EXERCISE DESCRIPTION: Review the listing and copy each line that holds the word "this".
--- begin THE RECORDS ---
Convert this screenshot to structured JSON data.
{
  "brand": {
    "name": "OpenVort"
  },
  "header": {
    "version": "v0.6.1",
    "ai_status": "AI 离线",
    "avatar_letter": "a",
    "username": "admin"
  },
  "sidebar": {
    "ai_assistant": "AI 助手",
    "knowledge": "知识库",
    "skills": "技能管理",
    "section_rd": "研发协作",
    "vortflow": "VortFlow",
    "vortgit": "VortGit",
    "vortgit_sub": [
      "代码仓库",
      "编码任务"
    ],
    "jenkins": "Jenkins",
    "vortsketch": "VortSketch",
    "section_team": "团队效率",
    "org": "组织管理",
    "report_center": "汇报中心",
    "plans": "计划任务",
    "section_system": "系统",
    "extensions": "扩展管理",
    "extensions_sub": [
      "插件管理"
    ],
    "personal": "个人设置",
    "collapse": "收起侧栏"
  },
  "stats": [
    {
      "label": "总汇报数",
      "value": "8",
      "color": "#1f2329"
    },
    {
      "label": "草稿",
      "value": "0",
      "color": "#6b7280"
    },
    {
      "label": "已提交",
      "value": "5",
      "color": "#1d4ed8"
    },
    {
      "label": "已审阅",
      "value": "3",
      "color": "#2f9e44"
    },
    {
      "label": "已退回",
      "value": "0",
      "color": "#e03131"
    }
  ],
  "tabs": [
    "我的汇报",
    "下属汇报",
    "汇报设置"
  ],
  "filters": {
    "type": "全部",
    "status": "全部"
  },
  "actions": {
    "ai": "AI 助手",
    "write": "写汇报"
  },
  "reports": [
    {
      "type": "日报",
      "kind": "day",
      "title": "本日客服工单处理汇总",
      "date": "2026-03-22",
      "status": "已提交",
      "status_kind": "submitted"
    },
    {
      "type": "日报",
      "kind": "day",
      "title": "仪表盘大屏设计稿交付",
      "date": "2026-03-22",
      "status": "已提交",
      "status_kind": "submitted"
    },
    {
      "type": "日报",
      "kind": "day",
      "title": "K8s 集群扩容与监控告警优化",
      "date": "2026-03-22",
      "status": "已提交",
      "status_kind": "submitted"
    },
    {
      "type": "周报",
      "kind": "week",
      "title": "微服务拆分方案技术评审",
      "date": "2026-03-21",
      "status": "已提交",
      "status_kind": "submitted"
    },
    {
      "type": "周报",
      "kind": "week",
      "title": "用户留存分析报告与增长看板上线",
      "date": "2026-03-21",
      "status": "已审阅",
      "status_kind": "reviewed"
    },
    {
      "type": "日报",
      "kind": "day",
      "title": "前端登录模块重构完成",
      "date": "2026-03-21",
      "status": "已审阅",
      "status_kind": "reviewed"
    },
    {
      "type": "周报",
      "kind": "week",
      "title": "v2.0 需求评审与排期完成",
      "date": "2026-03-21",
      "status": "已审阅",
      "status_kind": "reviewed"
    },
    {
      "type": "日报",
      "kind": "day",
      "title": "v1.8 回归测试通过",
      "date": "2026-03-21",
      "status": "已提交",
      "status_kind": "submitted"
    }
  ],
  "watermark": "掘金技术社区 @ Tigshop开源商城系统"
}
--- end THE RECORDS ---
--- begin THE RECORDS ---
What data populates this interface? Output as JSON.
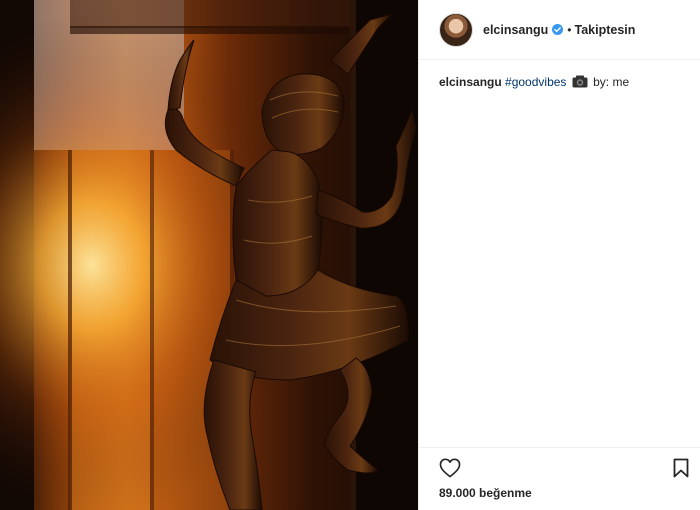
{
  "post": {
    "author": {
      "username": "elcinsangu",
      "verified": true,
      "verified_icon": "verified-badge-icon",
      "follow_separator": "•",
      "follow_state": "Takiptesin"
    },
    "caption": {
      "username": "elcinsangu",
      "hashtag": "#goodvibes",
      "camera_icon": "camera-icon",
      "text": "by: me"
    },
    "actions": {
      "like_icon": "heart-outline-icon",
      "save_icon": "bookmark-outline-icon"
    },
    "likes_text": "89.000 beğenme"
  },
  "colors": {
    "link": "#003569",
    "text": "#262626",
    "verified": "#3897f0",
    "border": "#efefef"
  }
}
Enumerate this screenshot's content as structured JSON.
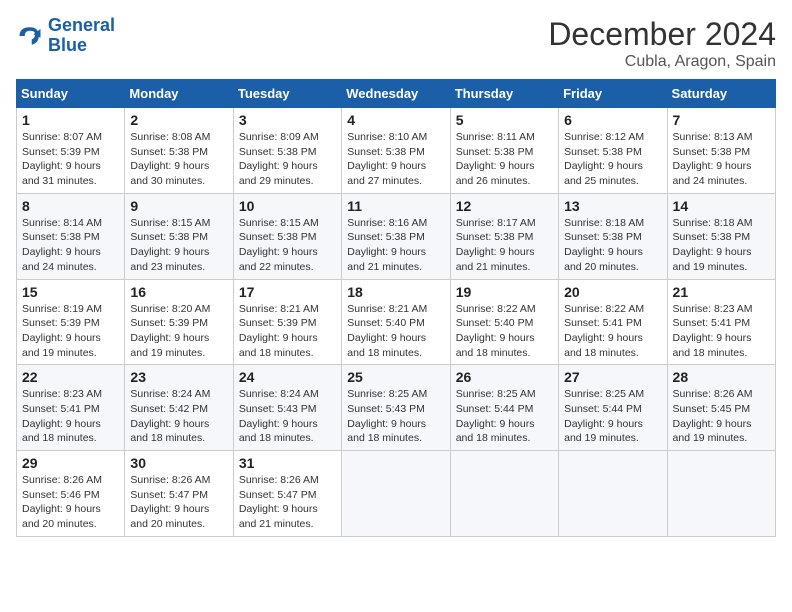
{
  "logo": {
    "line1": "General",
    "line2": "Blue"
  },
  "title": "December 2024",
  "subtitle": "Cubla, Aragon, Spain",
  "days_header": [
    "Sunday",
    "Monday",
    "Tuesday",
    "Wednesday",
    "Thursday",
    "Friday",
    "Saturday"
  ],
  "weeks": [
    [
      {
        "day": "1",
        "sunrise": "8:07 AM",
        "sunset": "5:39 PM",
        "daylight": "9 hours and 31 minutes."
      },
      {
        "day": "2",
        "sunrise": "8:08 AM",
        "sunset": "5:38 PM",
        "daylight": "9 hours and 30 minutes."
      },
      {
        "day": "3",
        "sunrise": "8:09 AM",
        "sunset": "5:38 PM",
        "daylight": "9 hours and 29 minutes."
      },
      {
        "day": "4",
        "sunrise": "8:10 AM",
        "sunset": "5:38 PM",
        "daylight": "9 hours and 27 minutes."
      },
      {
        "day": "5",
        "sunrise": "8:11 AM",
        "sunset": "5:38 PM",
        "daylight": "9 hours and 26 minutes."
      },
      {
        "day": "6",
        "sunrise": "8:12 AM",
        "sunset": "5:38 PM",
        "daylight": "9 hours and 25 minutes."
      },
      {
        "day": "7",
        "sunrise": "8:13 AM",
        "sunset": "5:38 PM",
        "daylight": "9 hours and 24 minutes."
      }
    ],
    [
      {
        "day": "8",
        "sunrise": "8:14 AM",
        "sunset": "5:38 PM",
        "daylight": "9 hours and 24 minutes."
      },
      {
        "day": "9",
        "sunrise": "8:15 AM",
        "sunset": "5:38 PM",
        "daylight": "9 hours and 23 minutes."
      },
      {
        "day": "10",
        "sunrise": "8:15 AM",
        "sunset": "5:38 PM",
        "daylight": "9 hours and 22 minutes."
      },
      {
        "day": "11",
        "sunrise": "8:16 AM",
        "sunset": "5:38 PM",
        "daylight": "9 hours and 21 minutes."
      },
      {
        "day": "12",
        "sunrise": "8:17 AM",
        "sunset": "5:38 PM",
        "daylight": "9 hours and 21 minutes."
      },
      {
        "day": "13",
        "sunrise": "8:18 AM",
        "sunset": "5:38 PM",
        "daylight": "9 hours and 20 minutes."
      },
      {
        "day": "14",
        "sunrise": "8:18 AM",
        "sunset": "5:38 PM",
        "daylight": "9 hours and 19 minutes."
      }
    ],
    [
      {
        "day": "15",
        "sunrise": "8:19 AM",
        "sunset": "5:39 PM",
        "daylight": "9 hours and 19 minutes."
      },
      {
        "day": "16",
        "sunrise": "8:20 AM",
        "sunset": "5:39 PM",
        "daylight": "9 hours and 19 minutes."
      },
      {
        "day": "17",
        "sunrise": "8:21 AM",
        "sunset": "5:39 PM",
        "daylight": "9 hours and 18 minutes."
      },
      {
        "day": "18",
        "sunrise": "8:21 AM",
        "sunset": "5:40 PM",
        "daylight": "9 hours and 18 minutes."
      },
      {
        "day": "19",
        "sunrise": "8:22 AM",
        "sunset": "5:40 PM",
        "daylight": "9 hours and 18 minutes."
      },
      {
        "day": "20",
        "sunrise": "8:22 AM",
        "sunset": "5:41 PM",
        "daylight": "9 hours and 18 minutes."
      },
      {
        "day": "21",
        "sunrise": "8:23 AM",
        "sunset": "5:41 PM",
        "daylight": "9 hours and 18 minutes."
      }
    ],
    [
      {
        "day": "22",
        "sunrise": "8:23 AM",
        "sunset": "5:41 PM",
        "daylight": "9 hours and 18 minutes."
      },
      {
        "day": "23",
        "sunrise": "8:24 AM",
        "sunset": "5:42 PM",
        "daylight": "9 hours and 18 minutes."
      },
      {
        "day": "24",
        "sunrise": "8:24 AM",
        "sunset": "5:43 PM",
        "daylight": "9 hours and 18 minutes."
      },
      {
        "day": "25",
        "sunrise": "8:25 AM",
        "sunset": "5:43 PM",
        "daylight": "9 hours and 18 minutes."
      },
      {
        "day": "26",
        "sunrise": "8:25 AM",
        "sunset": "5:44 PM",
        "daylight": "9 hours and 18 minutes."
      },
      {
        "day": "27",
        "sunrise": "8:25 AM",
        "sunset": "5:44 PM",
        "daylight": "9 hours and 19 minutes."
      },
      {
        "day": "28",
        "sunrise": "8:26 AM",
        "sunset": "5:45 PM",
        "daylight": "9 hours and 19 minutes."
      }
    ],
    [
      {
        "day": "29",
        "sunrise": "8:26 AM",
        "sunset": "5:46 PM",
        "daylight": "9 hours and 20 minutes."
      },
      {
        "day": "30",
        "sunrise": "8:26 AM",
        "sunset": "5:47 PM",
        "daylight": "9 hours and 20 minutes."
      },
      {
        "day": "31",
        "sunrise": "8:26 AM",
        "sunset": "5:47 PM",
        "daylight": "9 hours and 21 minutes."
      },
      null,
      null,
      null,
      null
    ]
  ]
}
--- end THE RECORDS ---
SOLVED PROBLEM:
Convert this screenshot to structured JSON data.
What data populates this interface? Output as JSON.
Enumerate this screenshot's content as structured JSON.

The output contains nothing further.